• What the task asks: Work through the material below and count the lines holding the word "description"; give that count and nothing more.

• Dataset extract:
* * * *

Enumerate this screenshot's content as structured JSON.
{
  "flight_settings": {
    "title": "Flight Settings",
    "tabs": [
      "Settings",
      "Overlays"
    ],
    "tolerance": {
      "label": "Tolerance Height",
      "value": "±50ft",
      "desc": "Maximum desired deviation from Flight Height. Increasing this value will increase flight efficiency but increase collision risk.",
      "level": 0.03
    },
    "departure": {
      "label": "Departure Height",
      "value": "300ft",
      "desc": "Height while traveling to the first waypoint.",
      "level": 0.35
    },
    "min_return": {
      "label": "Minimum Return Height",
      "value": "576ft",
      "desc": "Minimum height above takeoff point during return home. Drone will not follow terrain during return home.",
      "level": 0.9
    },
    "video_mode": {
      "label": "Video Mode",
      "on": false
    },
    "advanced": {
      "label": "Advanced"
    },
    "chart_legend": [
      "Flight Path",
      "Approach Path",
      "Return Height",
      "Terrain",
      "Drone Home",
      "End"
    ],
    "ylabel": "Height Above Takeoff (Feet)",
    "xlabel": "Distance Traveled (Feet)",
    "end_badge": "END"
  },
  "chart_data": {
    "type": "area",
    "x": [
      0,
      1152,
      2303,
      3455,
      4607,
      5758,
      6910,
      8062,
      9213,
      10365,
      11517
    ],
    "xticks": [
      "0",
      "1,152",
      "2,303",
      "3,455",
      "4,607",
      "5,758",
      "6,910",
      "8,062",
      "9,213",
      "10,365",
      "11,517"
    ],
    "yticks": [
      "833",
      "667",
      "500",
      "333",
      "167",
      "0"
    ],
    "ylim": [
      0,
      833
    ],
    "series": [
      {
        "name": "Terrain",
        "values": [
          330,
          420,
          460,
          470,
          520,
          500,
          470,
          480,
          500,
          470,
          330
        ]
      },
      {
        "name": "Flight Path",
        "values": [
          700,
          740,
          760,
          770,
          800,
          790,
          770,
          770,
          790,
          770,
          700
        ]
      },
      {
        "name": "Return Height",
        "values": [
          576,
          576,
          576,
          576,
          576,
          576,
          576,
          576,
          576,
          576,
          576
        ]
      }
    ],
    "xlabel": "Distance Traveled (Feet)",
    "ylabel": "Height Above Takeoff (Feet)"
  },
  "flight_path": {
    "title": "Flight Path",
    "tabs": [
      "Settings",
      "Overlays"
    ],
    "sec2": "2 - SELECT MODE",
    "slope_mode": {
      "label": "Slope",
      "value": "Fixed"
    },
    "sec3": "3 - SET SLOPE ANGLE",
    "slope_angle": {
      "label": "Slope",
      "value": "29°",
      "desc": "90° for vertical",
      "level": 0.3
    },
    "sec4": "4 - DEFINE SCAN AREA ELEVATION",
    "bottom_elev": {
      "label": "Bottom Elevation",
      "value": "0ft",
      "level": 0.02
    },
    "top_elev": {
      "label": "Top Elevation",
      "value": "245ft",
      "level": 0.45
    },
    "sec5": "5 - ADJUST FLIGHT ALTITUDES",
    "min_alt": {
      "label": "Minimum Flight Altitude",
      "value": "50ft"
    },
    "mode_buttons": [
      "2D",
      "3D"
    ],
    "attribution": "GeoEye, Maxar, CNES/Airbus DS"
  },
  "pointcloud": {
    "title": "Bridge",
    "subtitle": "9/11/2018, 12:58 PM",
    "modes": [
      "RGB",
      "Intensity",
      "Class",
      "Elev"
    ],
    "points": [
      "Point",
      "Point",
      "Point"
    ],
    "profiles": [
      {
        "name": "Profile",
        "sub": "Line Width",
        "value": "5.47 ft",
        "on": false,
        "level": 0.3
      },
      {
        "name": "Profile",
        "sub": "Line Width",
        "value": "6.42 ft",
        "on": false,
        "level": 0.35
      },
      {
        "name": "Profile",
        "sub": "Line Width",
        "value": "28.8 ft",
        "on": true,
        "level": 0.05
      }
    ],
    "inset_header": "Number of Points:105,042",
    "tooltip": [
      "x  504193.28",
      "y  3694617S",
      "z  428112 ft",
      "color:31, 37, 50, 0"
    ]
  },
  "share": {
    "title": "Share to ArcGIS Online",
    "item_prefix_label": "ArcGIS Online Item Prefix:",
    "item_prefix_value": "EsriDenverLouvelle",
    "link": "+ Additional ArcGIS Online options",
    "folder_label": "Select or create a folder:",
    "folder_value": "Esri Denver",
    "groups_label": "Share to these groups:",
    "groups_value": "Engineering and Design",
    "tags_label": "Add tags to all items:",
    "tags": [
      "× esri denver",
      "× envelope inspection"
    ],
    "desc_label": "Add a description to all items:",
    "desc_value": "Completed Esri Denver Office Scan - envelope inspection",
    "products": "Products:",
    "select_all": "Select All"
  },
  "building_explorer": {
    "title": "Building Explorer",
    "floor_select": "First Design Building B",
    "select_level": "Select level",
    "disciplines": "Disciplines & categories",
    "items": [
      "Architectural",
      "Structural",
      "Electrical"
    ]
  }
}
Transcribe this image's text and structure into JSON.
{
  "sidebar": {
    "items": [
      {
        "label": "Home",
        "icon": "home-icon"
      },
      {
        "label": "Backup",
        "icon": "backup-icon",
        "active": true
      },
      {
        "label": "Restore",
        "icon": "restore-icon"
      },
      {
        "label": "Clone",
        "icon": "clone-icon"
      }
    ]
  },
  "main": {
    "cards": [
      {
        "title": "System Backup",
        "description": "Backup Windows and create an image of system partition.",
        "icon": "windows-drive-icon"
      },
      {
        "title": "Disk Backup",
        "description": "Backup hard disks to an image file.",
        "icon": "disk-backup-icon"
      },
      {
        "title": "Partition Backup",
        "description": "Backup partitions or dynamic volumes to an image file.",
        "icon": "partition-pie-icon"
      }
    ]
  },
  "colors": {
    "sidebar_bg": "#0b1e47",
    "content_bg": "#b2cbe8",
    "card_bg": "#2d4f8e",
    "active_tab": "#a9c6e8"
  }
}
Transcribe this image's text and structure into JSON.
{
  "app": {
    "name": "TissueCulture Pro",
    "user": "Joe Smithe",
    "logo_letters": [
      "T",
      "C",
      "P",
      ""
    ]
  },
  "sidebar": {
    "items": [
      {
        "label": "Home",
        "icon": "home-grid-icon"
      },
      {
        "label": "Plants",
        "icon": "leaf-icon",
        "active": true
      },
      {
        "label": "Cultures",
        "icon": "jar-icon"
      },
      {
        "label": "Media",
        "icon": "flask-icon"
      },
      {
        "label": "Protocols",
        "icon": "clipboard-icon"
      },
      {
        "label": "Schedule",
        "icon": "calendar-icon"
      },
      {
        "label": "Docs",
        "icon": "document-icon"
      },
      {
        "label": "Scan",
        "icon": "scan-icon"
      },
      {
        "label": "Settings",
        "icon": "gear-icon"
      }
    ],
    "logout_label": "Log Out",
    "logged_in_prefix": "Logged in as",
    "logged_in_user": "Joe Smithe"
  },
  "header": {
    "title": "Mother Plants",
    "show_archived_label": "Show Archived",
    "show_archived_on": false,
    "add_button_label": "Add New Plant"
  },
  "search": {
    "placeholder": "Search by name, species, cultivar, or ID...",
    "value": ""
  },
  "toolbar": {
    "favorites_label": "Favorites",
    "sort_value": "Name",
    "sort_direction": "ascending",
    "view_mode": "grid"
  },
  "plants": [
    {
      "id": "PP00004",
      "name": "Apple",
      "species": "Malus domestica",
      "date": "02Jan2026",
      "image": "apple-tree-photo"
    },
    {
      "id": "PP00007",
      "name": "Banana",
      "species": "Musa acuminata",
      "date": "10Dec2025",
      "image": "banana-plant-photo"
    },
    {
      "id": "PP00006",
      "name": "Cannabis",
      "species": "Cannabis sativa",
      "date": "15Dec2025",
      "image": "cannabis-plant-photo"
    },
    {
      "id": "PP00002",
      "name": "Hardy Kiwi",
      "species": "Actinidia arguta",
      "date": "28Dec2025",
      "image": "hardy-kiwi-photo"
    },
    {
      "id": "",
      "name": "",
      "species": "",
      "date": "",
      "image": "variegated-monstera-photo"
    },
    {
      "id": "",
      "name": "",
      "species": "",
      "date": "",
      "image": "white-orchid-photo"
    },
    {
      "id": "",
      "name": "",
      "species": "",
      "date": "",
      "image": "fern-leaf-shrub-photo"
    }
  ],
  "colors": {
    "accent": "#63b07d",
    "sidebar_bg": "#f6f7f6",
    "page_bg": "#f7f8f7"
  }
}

* * * *

• Solution for this task: 4